* Task requirements
A single number is the whole answer: the count of lines in these entries that hold "health".

(Dataset records of document pages)
+++

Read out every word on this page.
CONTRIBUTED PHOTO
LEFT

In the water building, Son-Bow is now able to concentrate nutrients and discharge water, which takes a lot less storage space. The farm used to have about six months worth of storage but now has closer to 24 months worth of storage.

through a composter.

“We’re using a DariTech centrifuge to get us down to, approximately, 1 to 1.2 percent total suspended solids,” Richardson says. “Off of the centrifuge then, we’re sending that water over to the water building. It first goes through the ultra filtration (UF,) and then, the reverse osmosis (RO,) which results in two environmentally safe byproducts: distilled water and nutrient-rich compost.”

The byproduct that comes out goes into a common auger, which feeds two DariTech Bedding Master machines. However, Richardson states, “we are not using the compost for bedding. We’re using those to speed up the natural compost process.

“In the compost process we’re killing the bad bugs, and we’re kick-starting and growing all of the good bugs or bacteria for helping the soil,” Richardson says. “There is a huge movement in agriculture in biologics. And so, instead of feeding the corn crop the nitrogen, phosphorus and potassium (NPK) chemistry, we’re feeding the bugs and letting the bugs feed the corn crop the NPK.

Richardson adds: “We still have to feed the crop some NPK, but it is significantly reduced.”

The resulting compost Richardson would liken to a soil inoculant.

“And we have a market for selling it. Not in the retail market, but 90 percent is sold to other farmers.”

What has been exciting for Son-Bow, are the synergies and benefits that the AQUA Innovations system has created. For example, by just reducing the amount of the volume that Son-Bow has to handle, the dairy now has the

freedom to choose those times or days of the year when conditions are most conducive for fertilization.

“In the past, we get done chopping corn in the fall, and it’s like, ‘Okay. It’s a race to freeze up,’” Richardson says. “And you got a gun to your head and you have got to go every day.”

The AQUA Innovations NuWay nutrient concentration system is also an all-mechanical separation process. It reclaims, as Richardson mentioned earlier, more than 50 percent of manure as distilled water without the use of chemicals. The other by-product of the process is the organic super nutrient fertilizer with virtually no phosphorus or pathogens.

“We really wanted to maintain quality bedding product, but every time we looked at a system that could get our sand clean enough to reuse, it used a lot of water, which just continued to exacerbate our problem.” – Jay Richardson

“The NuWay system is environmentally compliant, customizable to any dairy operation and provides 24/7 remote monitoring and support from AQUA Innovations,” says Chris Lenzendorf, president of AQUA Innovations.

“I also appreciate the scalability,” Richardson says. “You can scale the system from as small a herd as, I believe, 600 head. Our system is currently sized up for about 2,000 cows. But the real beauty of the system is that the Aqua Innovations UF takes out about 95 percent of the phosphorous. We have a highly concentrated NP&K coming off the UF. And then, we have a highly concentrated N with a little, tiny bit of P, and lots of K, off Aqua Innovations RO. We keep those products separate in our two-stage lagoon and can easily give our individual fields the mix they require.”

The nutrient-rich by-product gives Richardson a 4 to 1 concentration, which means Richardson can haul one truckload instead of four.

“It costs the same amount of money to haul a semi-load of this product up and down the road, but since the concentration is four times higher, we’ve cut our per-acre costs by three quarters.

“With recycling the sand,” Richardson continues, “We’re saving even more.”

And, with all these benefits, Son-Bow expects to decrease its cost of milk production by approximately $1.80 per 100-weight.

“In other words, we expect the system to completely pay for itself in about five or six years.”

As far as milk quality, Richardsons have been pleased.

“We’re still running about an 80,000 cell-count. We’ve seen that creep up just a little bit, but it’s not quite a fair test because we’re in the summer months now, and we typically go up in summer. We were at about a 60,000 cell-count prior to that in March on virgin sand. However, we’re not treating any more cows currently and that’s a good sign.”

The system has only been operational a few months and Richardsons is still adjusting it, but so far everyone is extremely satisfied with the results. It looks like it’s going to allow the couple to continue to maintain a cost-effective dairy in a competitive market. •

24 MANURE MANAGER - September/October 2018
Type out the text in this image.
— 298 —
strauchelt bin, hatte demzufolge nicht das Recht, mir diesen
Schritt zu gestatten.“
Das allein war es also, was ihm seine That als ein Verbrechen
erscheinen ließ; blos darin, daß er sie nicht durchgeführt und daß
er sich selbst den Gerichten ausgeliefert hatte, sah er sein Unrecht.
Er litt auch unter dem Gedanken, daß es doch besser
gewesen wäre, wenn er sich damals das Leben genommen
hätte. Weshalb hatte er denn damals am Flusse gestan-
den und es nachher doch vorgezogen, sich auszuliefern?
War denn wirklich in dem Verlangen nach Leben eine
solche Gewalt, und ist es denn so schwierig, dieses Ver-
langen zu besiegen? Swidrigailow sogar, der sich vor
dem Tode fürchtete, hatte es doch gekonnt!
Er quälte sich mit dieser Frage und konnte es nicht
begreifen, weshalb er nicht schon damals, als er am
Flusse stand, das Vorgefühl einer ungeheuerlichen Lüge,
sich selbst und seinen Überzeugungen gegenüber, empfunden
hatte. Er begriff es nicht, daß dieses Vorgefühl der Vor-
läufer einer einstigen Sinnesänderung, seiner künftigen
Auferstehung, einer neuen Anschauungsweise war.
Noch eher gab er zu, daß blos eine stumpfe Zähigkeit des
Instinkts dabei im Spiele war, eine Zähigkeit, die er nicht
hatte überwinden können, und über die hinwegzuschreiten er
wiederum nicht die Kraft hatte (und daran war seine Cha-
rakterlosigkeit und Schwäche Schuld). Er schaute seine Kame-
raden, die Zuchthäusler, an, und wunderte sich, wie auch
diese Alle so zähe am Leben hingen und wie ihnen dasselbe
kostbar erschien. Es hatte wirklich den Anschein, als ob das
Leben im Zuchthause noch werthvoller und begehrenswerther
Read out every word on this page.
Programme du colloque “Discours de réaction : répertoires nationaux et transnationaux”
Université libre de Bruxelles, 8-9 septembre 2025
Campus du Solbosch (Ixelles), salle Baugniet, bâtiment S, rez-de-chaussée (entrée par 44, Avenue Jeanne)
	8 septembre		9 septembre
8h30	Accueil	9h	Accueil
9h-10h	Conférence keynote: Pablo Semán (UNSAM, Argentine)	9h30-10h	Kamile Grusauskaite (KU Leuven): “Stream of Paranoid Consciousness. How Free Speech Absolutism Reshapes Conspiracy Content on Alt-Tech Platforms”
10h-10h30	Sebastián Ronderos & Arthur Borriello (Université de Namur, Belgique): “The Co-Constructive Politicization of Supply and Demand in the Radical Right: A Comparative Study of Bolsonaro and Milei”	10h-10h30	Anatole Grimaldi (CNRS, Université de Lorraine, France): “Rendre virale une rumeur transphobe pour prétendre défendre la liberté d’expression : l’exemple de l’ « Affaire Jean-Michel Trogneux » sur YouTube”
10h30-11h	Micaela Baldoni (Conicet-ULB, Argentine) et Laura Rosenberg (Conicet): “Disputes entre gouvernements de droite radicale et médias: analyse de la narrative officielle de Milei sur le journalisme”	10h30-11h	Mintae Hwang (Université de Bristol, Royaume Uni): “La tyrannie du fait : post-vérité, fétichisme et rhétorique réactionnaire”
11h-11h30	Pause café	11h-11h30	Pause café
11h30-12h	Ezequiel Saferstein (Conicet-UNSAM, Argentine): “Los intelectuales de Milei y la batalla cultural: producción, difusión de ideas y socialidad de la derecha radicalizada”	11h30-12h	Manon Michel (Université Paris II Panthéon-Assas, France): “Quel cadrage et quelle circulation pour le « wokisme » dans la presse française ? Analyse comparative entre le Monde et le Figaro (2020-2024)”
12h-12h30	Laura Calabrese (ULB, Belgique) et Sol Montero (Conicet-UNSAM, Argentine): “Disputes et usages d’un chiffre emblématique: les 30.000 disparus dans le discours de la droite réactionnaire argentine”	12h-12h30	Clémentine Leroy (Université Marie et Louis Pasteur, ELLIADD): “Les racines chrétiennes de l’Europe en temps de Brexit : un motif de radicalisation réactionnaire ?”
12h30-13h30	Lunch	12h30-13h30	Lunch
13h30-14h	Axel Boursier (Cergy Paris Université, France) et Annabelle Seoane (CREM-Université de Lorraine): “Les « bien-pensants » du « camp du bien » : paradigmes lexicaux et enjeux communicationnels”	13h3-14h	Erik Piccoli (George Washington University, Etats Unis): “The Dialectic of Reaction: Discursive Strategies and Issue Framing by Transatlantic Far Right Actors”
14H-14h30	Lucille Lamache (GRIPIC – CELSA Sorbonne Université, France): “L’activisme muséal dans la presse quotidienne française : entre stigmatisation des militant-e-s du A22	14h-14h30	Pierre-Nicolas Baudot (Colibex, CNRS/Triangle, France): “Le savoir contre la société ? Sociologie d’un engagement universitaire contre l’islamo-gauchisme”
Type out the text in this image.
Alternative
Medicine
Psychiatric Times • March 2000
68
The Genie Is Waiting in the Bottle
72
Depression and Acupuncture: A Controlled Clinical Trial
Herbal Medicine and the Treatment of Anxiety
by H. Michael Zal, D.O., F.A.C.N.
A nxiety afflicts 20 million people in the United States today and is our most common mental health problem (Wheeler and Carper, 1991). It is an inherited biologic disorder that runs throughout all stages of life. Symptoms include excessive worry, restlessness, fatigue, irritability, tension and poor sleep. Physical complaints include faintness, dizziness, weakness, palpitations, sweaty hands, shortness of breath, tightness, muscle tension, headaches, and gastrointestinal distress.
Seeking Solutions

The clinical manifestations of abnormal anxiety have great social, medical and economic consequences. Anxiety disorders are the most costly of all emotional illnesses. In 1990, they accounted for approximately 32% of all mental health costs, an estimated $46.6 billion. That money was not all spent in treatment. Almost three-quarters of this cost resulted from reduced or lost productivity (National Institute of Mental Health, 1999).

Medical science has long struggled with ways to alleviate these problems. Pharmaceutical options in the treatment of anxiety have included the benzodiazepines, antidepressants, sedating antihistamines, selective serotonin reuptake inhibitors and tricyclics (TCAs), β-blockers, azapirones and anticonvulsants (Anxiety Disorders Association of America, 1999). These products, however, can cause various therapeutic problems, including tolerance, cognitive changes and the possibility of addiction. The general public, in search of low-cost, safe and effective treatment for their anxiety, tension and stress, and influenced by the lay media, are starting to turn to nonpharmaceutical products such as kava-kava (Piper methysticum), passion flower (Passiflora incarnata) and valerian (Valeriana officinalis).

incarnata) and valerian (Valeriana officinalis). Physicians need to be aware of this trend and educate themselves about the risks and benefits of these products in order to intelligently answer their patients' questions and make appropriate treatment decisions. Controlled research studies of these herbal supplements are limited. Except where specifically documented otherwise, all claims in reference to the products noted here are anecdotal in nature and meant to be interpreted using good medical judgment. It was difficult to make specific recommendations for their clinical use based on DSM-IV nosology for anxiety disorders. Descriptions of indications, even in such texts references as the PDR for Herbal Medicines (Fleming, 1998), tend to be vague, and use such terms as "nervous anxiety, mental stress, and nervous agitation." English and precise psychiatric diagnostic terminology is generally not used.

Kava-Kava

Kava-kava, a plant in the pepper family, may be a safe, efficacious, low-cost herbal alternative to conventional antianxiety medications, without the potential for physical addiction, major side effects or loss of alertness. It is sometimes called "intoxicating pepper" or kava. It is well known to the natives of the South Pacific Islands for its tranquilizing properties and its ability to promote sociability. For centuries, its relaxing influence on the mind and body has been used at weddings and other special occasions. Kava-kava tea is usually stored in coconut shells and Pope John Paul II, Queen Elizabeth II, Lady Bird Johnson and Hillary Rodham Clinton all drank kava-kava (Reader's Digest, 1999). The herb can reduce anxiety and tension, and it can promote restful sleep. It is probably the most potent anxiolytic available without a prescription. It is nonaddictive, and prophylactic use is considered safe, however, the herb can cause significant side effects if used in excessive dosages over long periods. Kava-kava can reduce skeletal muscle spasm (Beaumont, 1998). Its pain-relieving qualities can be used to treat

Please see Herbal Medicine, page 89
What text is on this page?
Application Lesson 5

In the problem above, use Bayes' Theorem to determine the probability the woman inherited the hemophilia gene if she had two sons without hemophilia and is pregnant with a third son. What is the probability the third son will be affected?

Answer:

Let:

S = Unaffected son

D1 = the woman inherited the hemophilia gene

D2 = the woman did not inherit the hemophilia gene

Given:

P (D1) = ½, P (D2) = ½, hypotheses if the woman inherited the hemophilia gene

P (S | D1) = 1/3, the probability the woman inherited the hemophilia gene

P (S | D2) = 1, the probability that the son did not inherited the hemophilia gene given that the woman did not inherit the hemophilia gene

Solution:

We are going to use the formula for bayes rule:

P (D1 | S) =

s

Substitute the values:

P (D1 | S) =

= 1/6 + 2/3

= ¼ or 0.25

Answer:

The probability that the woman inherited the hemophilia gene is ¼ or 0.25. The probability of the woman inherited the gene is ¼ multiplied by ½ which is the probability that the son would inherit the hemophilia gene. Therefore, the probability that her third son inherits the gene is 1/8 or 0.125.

+++

* Task response
2